» Set exercise
Can you repeat these lines, swapping each "median" for "middle value" and keeping everything else the same?

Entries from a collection
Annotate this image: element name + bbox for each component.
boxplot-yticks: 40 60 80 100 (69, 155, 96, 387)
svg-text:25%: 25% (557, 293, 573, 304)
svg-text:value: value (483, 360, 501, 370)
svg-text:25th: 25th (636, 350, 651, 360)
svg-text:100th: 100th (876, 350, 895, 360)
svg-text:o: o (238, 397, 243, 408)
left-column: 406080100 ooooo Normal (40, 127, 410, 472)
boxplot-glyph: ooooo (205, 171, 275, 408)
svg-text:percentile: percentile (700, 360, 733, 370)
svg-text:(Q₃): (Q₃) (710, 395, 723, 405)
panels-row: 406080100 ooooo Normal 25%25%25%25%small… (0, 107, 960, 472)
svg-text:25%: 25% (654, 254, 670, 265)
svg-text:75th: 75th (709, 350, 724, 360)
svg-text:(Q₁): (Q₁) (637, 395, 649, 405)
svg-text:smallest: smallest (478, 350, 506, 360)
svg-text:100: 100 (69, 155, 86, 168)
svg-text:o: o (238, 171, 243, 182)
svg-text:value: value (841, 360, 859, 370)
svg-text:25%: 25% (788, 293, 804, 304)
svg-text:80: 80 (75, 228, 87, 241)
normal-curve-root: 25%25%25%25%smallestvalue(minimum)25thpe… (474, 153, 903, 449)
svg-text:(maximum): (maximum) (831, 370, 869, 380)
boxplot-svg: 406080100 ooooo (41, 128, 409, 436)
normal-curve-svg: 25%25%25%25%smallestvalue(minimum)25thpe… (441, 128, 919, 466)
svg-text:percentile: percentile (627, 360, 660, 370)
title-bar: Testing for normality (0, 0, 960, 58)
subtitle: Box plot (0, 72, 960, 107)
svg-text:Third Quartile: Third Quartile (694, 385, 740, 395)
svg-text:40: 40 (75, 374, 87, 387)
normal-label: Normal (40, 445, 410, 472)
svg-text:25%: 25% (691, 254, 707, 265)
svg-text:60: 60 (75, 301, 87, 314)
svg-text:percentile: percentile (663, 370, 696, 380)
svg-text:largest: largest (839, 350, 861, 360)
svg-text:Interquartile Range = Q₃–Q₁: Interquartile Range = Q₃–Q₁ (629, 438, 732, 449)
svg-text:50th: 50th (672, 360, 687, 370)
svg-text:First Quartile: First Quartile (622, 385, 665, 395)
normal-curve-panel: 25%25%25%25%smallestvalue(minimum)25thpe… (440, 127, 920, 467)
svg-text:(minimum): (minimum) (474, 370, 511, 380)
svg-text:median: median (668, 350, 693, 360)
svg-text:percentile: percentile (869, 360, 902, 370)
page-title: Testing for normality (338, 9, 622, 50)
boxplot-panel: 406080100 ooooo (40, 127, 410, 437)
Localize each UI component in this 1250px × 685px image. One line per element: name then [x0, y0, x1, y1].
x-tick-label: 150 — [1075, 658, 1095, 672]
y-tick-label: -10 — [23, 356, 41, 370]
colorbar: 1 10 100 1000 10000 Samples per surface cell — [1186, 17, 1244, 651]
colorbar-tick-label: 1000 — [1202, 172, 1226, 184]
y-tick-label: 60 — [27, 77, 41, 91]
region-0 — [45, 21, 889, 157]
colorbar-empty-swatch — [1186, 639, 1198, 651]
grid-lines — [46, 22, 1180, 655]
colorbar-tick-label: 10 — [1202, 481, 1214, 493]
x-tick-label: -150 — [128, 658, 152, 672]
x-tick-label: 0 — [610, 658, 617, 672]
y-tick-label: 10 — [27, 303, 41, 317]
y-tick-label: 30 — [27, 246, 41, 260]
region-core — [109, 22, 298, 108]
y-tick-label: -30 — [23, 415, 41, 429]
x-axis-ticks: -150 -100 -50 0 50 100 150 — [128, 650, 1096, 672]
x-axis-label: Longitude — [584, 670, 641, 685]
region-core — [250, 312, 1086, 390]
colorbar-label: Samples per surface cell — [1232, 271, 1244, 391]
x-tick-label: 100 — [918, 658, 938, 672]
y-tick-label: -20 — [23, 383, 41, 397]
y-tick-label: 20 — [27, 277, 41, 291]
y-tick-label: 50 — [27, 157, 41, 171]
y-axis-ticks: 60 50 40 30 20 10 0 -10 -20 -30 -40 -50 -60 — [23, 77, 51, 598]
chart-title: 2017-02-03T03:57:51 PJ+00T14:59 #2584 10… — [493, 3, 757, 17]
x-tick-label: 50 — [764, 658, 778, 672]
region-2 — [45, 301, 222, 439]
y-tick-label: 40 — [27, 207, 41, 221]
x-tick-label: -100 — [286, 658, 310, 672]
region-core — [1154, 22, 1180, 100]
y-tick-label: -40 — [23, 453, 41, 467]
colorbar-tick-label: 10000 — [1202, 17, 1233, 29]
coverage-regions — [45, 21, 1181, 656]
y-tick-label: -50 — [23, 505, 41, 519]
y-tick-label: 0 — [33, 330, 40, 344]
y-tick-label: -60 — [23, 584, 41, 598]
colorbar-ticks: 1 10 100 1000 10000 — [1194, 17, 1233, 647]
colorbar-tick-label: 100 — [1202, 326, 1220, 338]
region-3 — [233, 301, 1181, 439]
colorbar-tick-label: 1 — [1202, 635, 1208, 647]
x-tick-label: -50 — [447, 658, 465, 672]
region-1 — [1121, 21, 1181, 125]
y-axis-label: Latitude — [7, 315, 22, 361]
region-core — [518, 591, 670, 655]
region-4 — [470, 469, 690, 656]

» Output of the task
Annotate this image: element name + bbox for each component.
boxplot-yticks: 40 60 80 100 (69, 155, 96, 387)
svg-text:25%: 25% (557, 293, 573, 304)
svg-text:value: value (483, 360, 501, 370)
svg-text:25th: 25th (636, 350, 651, 360)
svg-text:100th: 100th (876, 350, 895, 360)
svg-text:o: o (238, 397, 243, 408)
left-column: 406080100 ooooo Normal (40, 127, 410, 472)
boxplot-glyph: ooooo (205, 171, 275, 408)
svg-text:percentile: percentile (700, 360, 733, 370)
svg-text:(Q₃): (Q₃) (710, 395, 723, 405)
panels-row: 406080100 ooooo Normal 25%25%25%25%small… (0, 107, 960, 472)
svg-text:25%: 25% (654, 254, 670, 265)
svg-text:75th: 75th (709, 350, 724, 360)
svg-text:(Q₁): (Q₁) (637, 395, 649, 405)
svg-text:smallest: smallest (478, 350, 506, 360)
svg-text:100: 100 (69, 155, 86, 168)
svg-text:o: o (238, 171, 243, 182)
svg-text:value: value (841, 360, 859, 370)
svg-text:25%: 25% (788, 293, 804, 304)
svg-text:80: 80 (75, 228, 87, 241)
normal-curve-root: 25%25%25%25%smallestvalue(minimum)25thpe… (474, 153, 903, 449)
svg-text:(maximum): (maximum) (831, 370, 869, 380)
boxplot-svg: 406080100 ooooo (41, 128, 409, 436)
normal-curve-svg: 25%25%25%25%smallestvalue(minimum)25thpe… (441, 128, 919, 466)
svg-text:percentile: percentile (627, 360, 660, 370)
title-bar: Testing for normality (0, 0, 960, 58)
subtitle: Box plot (0, 72, 960, 107)
svg-text:Third Quartile: Third Quartile (694, 385, 740, 395)
svg-text:40: 40 (75, 374, 87, 387)
normal-label: Normal (40, 445, 410, 472)
svg-text:25%: 25% (691, 254, 707, 265)
svg-text:60: 60 (75, 301, 87, 314)
svg-text:percentile: percentile (663, 370, 696, 380)
svg-text:largest: largest (839, 350, 861, 360)
svg-text:Interquartile Range = Q₃–Q₁: Interquartile Range = Q₃–Q₁ (629, 438, 732, 449)
svg-text:50th: 50th (672, 360, 687, 370)
svg-text:First Quartile: First Quartile (622, 385, 665, 395)
normal-curve-panel: 25%25%25%25%smallestvalue(minimum)25thpe… (440, 127, 920, 467)
svg-text:(minimum): (minimum) (474, 370, 511, 380)
svg-text:middle value: middle value (668, 350, 693, 360)
svg-text:percentile: percentile (869, 360, 902, 370)
page-title: Testing for normality (338, 9, 622, 50)
boxplot-panel: 406080100 ooooo (40, 127, 410, 437)
Localize each UI component in this 1250px × 685px image. One line per element: name then [x0, y0, x1, y1].
x-tick-label: 150 — [1075, 658, 1095, 672]
y-tick-label: -10 — [23, 356, 41, 370]
colorbar: 1 10 100 1000 10000 Samples per surface cell — [1186, 17, 1244, 651]
colorbar-tick-label: 1000 — [1202, 172, 1226, 184]
y-tick-label: 60 — [27, 77, 41, 91]
region-0 — [45, 21, 889, 157]
colorbar-empty-swatch — [1186, 639, 1198, 651]
grid-lines — [46, 22, 1180, 655]
colorbar-tick-label: 10 — [1202, 481, 1214, 493]
x-tick-label: -150 — [128, 658, 152, 672]
x-tick-label: 0 — [610, 658, 617, 672]
y-tick-label: 10 — [27, 303, 41, 317]
y-tick-label: 30 — [27, 246, 41, 260]
region-core — [109, 22, 298, 108]
y-tick-label: -30 — [23, 415, 41, 429]
x-axis-ticks: -150 -100 -50 0 50 100 150 — [128, 650, 1096, 672]
x-axis-label: Longitude — [584, 670, 641, 685]
region-core — [250, 312, 1086, 390]
colorbar-label: Samples per surface cell — [1232, 271, 1244, 391]
x-tick-label: 100 — [918, 658, 938, 672]
y-tick-label: -20 — [23, 383, 41, 397]
y-tick-label: 20 — [27, 277, 41, 291]
y-tick-label: 50 — [27, 157, 41, 171]
y-axis-ticks: 60 50 40 30 20 10 0 -10 -20 -30 -40 -50 -60 — [23, 77, 51, 598]
chart-title: 2017-02-03T03:57:51 PJ+00T14:59 #2584 10… — [493, 3, 757, 17]
x-tick-label: 50 — [764, 658, 778, 672]
region-2 — [45, 301, 222, 439]
y-tick-label: 40 — [27, 207, 41, 221]
x-tick-label: -100 — [286, 658, 310, 672]
region-core — [1154, 22, 1180, 100]
y-tick-label: -40 — [23, 453, 41, 467]
colorbar-tick-label: 10000 — [1202, 17, 1233, 29]
coverage-regions — [45, 21, 1181, 656]
y-tick-label: -50 — [23, 505, 41, 519]
y-tick-label: 0 — [33, 330, 40, 344]
y-tick-label: -60 — [23, 584, 41, 598]
colorbar-ticks: 1 10 100 1000 10000 — [1194, 17, 1233, 647]
colorbar-tick-label: 100 — [1202, 326, 1220, 338]
region-3 — [233, 301, 1181, 439]
colorbar-tick-label: 1 — [1202, 635, 1208, 647]
x-tick-label: -50 — [447, 658, 465, 672]
region-1 — [1121, 21, 1181, 125]
y-axis-label: Latitude — [7, 315, 22, 361]
region-core — [518, 591, 670, 655]
region-4 — [470, 469, 690, 656]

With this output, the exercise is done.